▸ **YOUR INSTRUCTIONS**
Copy each line of the entries that contains the word "Manufacturing".

Dataset items:
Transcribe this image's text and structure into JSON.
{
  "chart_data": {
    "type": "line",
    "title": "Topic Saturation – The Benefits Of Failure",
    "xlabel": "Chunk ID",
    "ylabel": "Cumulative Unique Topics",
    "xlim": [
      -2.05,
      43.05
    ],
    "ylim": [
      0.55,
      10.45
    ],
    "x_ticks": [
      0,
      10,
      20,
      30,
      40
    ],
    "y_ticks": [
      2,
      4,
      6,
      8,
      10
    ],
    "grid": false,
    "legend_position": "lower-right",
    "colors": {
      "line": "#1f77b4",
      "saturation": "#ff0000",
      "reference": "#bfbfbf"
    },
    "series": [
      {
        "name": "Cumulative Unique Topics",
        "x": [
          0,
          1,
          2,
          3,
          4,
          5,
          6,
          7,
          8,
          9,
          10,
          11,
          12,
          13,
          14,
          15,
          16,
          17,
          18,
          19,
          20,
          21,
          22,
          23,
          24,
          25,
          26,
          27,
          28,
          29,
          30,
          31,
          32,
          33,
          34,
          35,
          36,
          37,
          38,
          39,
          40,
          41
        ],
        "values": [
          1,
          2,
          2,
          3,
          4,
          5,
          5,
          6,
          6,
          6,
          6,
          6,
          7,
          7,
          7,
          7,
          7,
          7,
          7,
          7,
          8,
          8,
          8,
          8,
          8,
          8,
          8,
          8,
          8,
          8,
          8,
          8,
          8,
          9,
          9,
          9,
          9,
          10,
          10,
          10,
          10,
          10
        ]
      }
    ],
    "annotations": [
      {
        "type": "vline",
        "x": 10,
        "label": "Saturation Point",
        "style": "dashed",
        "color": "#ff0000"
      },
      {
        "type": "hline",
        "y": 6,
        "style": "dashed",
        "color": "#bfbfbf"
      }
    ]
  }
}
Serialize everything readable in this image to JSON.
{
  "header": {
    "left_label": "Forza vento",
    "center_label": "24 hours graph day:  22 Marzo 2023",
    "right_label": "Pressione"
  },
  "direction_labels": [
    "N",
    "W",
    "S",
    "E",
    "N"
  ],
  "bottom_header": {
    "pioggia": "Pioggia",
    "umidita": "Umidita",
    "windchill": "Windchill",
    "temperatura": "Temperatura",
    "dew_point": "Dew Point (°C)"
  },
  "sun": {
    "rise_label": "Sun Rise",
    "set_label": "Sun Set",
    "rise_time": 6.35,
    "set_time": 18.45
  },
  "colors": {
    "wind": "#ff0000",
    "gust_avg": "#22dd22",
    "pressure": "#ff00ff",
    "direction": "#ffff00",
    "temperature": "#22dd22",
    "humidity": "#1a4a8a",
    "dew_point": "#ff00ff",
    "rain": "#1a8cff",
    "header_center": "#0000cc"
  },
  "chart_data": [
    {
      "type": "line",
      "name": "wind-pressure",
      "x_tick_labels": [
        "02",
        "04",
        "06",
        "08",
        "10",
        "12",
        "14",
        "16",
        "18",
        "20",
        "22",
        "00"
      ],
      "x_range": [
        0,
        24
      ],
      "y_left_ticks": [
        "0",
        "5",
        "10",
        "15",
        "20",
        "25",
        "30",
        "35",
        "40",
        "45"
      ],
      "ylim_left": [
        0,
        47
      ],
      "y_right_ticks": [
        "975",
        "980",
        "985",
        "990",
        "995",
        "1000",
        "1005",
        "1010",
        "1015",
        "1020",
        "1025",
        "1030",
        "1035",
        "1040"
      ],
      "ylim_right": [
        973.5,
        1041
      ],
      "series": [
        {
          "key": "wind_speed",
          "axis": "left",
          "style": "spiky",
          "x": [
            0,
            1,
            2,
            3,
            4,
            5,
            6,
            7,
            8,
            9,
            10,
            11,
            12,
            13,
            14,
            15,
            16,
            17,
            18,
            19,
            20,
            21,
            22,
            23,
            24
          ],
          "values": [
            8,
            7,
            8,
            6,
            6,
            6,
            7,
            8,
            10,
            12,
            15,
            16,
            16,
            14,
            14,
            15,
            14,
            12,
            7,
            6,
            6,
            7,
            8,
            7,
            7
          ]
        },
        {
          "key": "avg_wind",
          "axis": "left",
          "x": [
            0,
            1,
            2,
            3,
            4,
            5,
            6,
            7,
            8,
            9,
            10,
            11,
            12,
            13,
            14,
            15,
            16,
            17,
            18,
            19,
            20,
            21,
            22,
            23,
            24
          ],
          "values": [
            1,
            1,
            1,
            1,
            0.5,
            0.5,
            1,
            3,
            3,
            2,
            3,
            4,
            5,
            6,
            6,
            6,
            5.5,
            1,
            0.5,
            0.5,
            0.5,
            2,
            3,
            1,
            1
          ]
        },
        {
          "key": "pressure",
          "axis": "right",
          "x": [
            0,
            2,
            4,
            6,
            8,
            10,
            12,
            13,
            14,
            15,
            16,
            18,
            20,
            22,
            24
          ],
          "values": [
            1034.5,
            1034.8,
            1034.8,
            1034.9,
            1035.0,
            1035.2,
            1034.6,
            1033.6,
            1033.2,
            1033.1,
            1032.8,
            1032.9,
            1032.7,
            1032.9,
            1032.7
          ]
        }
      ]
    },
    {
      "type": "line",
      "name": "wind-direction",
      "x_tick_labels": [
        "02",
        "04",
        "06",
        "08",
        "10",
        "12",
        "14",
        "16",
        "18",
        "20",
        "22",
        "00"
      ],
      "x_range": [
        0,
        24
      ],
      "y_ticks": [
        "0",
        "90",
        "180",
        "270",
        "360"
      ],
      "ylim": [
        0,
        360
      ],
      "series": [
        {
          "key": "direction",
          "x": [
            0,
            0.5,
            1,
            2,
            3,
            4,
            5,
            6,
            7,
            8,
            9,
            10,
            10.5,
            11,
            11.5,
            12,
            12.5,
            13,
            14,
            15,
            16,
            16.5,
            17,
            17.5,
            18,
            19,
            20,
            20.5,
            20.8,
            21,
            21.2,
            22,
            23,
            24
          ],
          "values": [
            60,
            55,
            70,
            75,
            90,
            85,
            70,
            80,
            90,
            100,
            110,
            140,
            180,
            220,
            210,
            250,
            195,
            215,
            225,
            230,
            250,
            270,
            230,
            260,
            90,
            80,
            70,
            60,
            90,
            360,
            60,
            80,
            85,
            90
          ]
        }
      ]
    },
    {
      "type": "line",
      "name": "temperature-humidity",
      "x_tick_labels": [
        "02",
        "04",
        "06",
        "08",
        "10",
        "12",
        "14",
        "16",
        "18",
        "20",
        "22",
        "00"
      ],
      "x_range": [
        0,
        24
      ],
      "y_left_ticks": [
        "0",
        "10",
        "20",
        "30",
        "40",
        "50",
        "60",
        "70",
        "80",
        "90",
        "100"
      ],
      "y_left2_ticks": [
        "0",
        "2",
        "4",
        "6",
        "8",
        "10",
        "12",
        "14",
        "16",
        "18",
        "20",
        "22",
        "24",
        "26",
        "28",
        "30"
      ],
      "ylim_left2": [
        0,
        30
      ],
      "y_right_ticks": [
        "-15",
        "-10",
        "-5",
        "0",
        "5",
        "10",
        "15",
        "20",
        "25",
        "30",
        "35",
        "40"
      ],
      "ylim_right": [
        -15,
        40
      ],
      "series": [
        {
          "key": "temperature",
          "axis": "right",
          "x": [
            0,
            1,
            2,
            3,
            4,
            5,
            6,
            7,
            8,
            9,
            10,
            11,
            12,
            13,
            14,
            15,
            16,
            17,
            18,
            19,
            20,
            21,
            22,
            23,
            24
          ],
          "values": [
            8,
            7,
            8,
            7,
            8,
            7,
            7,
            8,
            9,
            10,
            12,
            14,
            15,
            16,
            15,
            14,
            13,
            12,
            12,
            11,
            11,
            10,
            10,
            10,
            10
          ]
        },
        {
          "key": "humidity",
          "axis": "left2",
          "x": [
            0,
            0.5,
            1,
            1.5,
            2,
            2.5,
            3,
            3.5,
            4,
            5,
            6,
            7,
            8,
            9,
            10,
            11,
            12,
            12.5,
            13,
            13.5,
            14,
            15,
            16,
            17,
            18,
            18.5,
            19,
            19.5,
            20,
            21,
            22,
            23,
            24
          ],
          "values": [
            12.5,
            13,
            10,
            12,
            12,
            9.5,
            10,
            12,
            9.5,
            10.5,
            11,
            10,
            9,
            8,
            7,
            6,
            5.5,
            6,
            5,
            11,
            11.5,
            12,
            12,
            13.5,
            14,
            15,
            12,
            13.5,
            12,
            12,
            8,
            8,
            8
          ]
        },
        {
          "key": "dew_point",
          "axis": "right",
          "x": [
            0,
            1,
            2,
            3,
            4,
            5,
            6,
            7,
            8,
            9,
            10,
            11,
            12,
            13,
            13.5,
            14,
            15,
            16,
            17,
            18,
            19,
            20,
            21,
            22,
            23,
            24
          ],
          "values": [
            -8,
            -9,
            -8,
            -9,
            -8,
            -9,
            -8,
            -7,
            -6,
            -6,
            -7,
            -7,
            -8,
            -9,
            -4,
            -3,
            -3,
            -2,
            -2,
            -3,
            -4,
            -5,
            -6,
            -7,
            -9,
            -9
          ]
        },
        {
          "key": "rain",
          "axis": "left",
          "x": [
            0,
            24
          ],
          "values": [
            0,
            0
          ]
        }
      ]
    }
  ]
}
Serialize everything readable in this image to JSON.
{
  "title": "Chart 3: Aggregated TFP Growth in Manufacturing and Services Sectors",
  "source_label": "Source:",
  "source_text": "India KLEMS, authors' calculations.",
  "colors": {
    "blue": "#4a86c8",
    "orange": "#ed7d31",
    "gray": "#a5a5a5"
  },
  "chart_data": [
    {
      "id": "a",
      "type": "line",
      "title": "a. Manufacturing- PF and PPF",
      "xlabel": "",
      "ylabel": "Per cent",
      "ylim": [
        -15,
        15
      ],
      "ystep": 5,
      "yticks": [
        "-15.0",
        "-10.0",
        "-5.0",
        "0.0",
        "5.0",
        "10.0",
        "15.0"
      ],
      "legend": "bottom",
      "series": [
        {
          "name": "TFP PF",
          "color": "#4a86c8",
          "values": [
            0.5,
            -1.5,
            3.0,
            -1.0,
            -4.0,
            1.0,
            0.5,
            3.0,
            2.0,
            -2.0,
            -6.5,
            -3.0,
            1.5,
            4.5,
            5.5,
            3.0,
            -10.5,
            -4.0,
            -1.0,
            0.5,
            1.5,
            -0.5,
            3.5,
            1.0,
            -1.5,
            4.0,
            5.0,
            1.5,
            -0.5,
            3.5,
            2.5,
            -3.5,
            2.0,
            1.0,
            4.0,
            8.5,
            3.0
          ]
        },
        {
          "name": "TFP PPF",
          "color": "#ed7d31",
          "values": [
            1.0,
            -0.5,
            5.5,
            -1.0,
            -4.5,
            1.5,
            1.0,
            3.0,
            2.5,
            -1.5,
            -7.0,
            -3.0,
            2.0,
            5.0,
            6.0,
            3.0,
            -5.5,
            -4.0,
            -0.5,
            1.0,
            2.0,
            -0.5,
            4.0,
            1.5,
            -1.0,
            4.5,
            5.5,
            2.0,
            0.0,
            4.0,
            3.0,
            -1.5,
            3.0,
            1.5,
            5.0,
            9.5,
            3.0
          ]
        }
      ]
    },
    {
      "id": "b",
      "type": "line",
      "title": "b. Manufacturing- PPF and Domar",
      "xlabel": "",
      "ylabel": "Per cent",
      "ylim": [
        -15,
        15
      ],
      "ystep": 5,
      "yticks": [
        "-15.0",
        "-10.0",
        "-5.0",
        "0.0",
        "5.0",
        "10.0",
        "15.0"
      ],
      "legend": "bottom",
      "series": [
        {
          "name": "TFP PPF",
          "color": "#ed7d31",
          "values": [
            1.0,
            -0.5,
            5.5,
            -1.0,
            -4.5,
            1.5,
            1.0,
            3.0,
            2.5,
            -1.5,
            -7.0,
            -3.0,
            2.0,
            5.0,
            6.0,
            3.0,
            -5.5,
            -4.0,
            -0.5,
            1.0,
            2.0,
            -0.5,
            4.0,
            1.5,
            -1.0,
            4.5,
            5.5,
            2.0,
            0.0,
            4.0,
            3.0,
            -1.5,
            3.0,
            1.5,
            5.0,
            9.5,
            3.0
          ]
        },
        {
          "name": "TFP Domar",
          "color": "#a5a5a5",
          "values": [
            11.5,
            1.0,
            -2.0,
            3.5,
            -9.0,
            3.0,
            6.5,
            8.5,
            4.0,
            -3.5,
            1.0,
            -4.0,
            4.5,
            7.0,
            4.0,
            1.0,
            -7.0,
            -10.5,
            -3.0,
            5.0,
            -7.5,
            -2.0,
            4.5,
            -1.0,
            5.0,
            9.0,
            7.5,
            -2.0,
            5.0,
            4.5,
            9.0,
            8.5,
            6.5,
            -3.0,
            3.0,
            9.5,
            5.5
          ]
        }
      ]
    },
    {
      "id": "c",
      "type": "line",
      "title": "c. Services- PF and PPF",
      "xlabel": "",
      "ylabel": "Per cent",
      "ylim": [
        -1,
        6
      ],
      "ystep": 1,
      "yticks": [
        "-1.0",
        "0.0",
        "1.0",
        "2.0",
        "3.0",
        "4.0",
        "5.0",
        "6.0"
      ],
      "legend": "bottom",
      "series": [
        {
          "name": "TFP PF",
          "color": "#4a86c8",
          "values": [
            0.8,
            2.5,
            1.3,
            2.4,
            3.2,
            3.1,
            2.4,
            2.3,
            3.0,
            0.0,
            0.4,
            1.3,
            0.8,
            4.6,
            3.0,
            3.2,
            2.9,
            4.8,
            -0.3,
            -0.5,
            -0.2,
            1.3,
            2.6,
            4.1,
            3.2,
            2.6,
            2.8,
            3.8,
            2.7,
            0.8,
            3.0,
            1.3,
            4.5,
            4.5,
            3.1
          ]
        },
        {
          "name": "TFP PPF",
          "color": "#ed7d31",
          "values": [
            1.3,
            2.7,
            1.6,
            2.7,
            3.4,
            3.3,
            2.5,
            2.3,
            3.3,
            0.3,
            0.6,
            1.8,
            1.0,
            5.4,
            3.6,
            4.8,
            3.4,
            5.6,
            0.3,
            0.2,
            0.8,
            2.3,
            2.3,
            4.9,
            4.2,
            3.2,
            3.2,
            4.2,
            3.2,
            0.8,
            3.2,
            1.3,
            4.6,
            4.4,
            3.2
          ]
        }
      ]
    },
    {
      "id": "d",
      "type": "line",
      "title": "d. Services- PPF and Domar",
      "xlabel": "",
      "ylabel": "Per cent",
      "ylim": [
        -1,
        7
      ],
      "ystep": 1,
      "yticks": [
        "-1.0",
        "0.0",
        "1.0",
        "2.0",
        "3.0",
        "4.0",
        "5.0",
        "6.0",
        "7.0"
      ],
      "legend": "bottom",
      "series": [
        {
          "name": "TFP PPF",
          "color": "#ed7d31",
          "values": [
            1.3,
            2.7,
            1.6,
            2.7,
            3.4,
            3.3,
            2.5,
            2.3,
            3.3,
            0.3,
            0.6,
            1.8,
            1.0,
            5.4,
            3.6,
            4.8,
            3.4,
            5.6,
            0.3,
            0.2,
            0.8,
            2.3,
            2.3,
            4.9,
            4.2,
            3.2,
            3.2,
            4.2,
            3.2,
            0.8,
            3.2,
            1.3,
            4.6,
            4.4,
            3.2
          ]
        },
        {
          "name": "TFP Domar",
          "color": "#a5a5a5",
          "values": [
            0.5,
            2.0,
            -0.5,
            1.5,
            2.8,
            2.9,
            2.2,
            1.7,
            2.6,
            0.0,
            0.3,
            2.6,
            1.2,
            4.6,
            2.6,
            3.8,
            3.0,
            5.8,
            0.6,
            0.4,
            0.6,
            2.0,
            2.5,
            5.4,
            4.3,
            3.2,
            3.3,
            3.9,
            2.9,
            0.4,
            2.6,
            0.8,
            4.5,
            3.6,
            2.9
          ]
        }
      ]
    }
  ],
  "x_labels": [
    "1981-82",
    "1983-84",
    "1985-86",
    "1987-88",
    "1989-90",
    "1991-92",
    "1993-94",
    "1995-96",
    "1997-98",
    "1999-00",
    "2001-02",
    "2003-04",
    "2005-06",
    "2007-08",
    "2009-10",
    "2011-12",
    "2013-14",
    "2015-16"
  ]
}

▸ **OUTPUT**
  "title": "Chart 3: Aggregated TFP Growth in Manufacturing and Services Sectors",
      "title": "a. Manufacturing- PF and PPF",
      "title": "b. Manufacturing- PPF and Domar",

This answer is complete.